(Data entries)
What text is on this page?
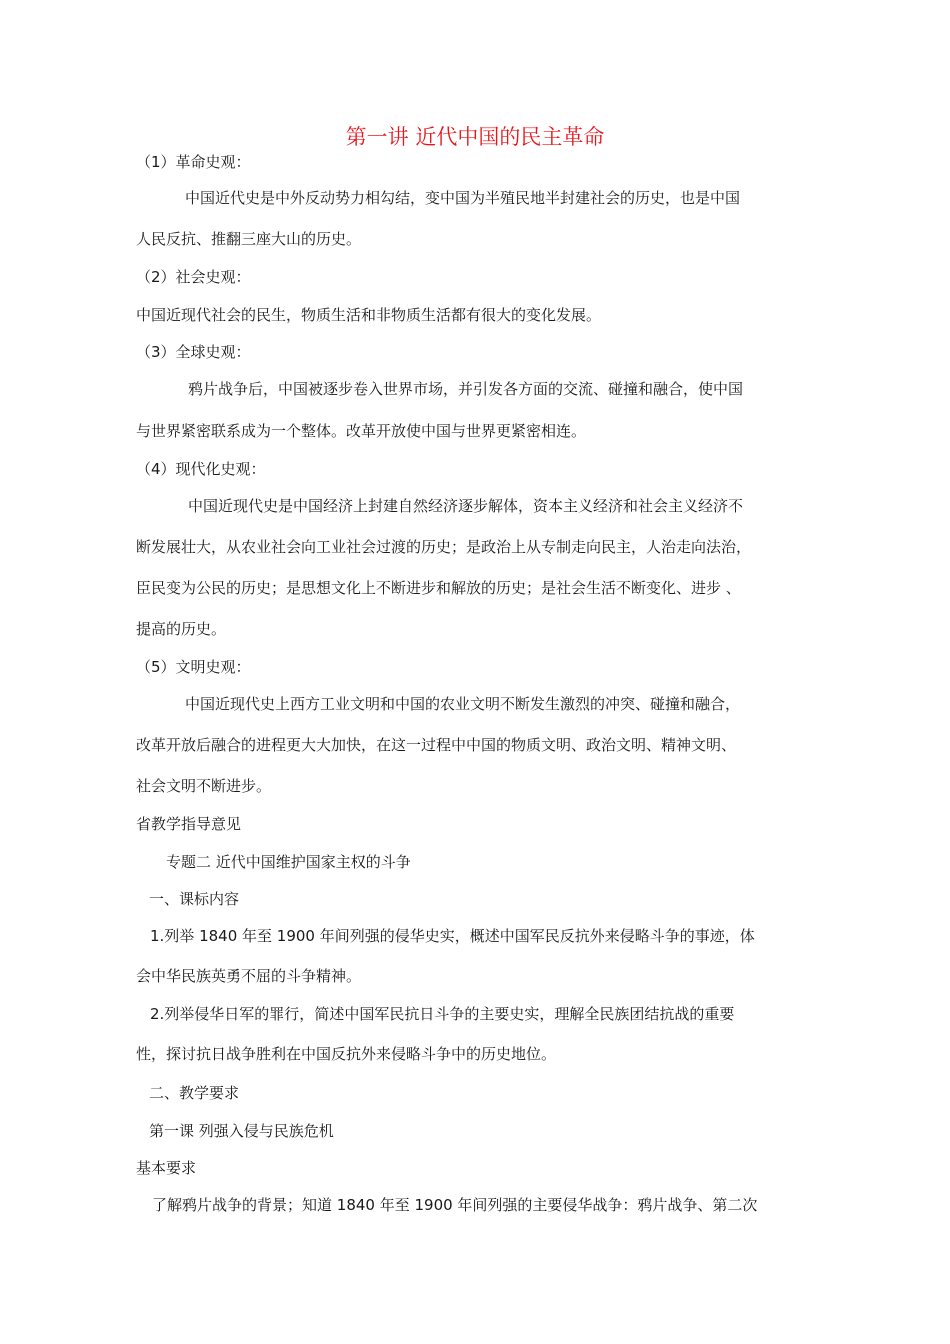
第一讲 近代中国的民主革命
（1）革命史观：
中国近代史是中外反动势力相勾结，变中国为半殖民地半封建社会的历史，也是中国
人民反抗、推翻三座大山的历史。
（2）社会史观：
中国近现代社会的民生，物质生活和非物质生活都有很大的变化发展。
（3）全球史观：
鸦片战争后，中国被逐步卷入世界市场，并引发各方面的交流、碰撞和融合，使中国
与世界紧密联系成为一个整体。改革开放使中国与世界更紧密相连。
（4）现代化史观：
中国近现代史是中国经济上封建自然经济逐步解体，资本主义经济和社会主义经济不
断发展壮大，从农业社会向工业社会过渡的历史；是政治上从专制走向民主，人治走向法治，
臣民变为公民的历史；是思想文化上不断进步和解放的历史；是社会生活不断变化、进步 、
提高的历史。
（5）文明史观：
中国近现代史上西方工业文明和中国的农业文明不断发生激烈的冲突、碰撞和融合，
改革开放后融合的进程更大大加快，在这一过程中中国的物质文明、政治文明、精神文明、
社会文明不断进步。
省教学指导意见
专题二 近代中国维护国家主权的斗争
一、课标内容
1.列举 1840 年至 1900 年间列强的侵华史实，概述中国军民反抗外来侵略斗争的事迹，体
会中华民族英勇不屈的斗争精神。
2.列举侵华日军的罪行，简述中国军民抗日斗争的主要史实，理解全民族团结抗战的重要
性，探讨抗日战争胜利在中国反抗外来侵略斗争中的历史地位。
二、教学要求
第一课 列强入侵与民族危机
基本要求
了解鸦片战争的背景；知道 1840 年至 1900 年间列强的主要侵华战争：鸦片战争、第二次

**Work to be completed:** Transcribe every record above exactly as written, leaving out any pictures.

**Response to this exercise:**
What text is on this page?
第一讲 近代中国的民主革命
（1）革命史观：
中国近代史是中外反动势力相勾结，变中国为半殖民地半封建社会的历史，也是中国
人民反抗、推翻三座大山的历史。
（2）社会史观：
中国近现代社会的民生，物质生活和非物质生活都有很大的变化发展。
（3）全球史观：
鸦片战争后，中国被逐步卷入世界市场，并引发各方面的交流、碰撞和融合，使中国
与世界紧密联系成为一个整体。改革开放使中国与世界更紧密相连。
（4）现代化史观：
中国近现代史是中国经济上封建自然经济逐步解体，资本主义经济和社会主义经济不
断发展壮大，从农业社会向工业社会过渡的历史；是政治上从专制走向民主，人治走向法治，
臣民变为公民的历史；是思想文化上不断进步和解放的历史；是社会生活不断变化、进步 、
提高的历史。
（5）文明史观：
中国近现代史上西方工业文明和中国的农业文明不断发生激烈的冲突、碰撞和融合，
改革开放后融合的进程更大大加快，在这一过程中中国的物质文明、政治文明、精神文明、
社会文明不断进步。
省教学指导意见
专题二 近代中国维护国家主权的斗争
一、课标内容
1.列举 1840 年至 1900 年间列强的侵华史实，概述中国军民反抗外来侵略斗争的事迹，体
会中华民族英勇不屈的斗争精神。
2.列举侵华日军的罪行，简述中国军民抗日斗争的主要史实，理解全民族团结抗战的重要
性，探讨抗日战争胜利在中国反抗外来侵略斗争中的历史地位。
二、教学要求
第一课 列强入侵与民族危机
基本要求
了解鸦片战争的背景；知道 1840 年至 1900 年间列强的主要侵华战争：鸦片战争、第二次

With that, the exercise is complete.